- _The task_: Would you pull out every line of the material that contains the string "rapport"?

|---|

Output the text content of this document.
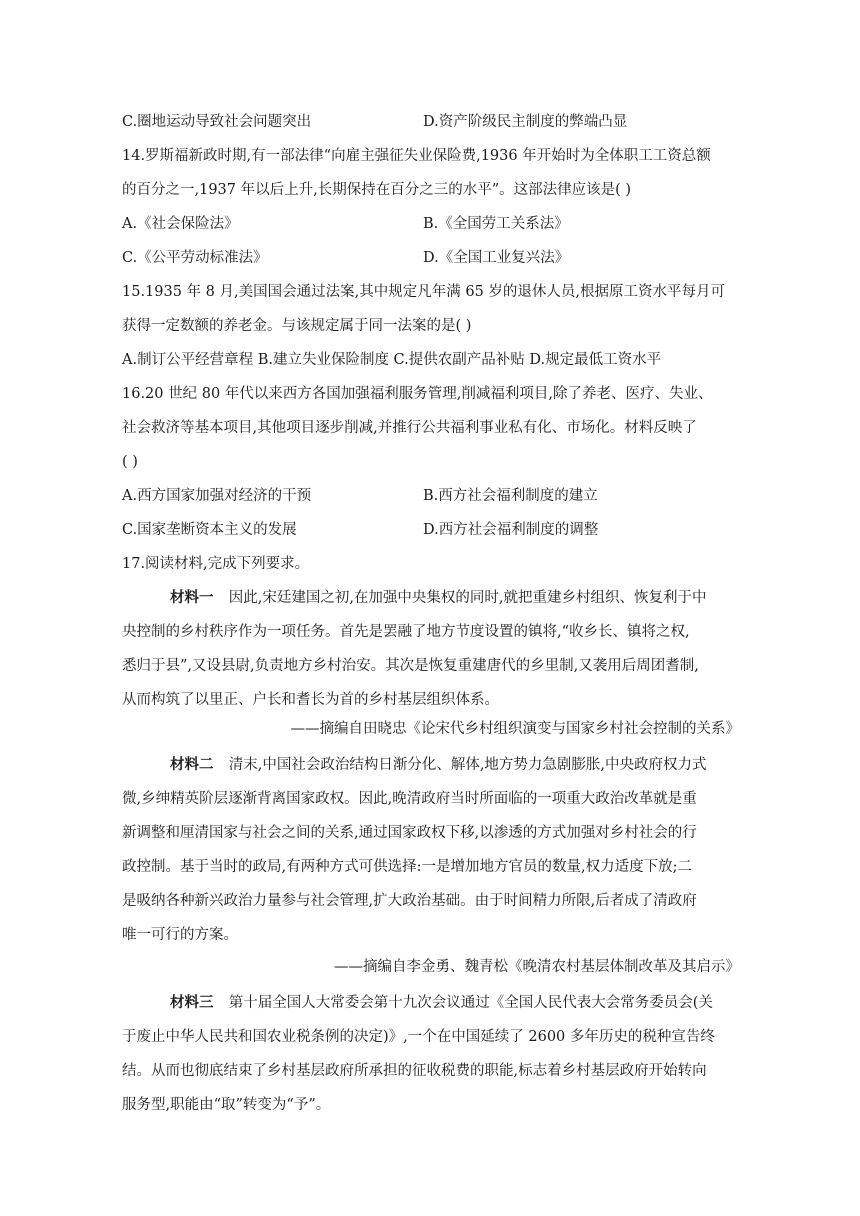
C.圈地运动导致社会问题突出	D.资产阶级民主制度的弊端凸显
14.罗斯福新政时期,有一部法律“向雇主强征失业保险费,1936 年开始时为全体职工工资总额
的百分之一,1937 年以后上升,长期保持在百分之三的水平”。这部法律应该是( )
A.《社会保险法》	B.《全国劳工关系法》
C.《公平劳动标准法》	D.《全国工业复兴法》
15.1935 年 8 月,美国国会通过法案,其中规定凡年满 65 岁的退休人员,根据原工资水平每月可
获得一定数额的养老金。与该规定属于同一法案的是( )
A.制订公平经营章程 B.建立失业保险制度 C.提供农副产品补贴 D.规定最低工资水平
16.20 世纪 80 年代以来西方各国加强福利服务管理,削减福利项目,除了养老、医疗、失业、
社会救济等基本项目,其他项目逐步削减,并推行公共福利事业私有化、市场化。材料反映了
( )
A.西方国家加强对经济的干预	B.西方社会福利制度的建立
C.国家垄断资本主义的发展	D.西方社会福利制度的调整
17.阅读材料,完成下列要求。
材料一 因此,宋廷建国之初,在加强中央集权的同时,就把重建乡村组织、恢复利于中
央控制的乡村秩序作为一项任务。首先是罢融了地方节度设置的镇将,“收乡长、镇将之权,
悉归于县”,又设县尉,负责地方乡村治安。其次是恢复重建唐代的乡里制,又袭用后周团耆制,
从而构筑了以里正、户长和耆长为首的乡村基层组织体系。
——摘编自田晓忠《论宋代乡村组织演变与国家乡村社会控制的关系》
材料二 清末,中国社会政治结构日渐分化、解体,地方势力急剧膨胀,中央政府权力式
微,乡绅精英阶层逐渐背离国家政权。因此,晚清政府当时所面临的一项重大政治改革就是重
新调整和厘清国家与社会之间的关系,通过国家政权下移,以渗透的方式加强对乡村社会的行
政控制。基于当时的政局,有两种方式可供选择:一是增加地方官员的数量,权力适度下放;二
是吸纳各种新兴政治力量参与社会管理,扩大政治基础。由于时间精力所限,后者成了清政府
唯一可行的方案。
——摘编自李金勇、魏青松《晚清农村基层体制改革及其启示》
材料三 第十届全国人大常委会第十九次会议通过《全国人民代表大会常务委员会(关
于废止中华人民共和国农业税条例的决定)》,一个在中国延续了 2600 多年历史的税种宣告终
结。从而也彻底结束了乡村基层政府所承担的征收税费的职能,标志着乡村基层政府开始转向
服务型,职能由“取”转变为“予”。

|---|

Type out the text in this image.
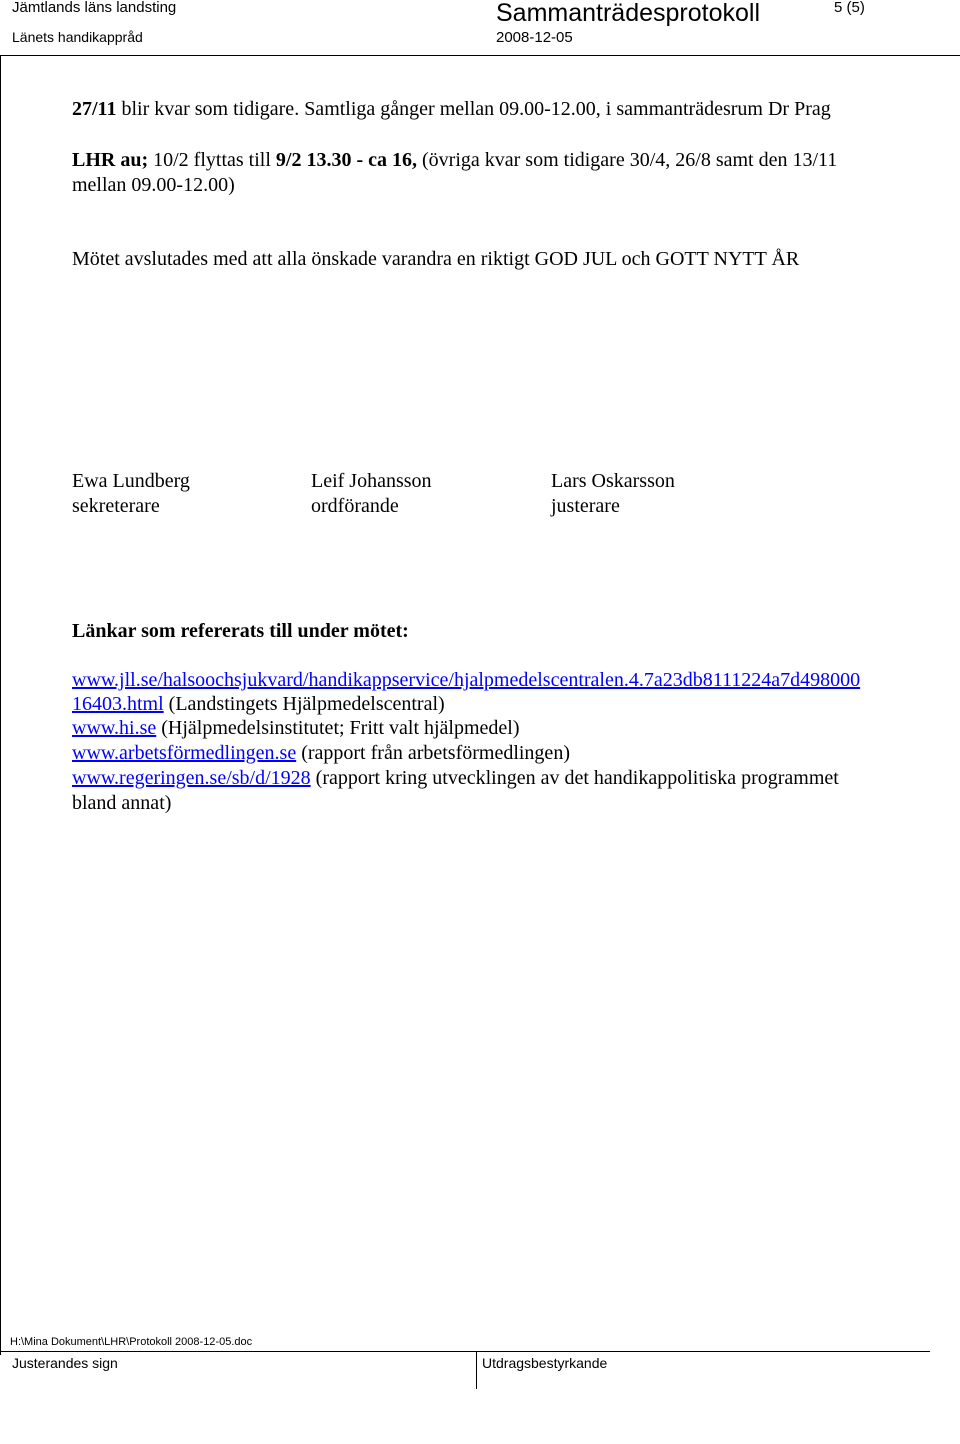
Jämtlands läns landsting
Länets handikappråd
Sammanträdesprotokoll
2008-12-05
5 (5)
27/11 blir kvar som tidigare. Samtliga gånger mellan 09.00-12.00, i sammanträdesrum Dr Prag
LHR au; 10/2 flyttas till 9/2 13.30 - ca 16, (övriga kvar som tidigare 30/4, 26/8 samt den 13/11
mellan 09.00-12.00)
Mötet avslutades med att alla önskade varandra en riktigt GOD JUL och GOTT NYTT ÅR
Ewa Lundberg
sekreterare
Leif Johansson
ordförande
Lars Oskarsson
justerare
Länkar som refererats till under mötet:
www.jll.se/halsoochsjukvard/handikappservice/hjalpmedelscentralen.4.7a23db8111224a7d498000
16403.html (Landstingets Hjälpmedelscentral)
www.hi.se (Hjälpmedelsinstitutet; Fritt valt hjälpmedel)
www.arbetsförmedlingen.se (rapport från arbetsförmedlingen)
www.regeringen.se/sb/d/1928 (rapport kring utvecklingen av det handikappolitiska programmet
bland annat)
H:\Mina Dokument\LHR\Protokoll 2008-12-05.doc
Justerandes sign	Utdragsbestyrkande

|---|

- _Response_:
www.arbetsförmedlingen.se (rapport från arbetsförmedlingen)
www.regeringen.se/sb/d/1928 (rapport kring utvecklingen av det handikappolitiska programmet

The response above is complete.